* start *

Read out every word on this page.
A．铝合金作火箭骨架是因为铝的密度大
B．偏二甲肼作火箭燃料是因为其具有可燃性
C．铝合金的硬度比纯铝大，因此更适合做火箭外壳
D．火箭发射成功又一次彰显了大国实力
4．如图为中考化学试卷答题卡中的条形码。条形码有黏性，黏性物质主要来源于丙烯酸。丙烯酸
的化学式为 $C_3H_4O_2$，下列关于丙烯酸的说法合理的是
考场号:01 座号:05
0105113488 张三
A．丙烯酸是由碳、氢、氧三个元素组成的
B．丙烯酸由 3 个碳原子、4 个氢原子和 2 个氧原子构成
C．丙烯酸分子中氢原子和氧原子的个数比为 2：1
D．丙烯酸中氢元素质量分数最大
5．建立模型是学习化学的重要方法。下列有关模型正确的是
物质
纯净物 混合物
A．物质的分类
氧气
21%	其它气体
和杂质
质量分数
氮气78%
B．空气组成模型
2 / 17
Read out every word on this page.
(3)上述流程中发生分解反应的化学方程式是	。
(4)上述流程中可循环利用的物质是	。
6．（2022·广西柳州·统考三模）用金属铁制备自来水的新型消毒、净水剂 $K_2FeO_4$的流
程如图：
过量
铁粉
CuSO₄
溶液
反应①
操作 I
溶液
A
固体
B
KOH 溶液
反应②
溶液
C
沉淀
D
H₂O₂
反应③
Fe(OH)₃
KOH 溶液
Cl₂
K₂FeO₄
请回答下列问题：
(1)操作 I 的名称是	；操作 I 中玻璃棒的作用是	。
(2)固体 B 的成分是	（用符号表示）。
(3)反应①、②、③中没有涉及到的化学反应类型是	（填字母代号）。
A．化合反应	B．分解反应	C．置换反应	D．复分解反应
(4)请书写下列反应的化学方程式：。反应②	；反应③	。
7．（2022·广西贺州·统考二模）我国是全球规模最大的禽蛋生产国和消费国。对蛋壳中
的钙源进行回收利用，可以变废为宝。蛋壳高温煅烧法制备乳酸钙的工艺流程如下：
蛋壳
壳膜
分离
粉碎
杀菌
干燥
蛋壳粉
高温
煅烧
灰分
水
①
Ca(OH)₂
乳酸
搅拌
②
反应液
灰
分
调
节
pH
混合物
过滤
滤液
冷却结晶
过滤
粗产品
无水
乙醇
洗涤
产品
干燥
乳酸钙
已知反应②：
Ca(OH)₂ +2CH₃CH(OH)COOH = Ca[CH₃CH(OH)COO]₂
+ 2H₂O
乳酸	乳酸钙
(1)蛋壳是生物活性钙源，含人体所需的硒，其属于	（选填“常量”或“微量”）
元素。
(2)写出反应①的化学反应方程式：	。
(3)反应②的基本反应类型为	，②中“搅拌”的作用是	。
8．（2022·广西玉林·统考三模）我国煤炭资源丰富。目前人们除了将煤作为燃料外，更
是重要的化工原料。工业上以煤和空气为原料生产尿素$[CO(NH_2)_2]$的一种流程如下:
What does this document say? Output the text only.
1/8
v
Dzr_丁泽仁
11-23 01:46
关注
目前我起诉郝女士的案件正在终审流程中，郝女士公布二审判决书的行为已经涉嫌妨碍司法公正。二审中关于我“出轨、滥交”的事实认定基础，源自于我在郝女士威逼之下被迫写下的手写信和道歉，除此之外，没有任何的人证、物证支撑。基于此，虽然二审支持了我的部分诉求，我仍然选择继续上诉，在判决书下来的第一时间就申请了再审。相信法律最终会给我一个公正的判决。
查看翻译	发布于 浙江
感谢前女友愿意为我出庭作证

* end *

**EXERCISE BRIEF**
Return every line from the one holding "What does this" through the end of the data, exactly as it appears, with both ends kept and nothing else.

**THE COMPLETED TASK**
What does this document say? Output the text only.
1/8
v
Dzr_丁泽仁
11-23 01:46
关注
目前我起诉郝女士的案件正在终审流程中，郝女士公布二审判决书的行为已经涉嫌妨碍司法公正。二审中关于我“出轨、滥交”的事实认定基础，源自于我在郝女士威逼之下被迫写下的手写信和道歉，除此之外，没有任何的人证、物证支撑。基于此，虽然二审支持了我的部分诉求，我仍然选择继续上诉，在判决书下来的第一时间就申请了再审。相信法律最终会给我一个公正的判决。
查看翻译	发布于 浙江
感谢前女友愿意为我出庭作证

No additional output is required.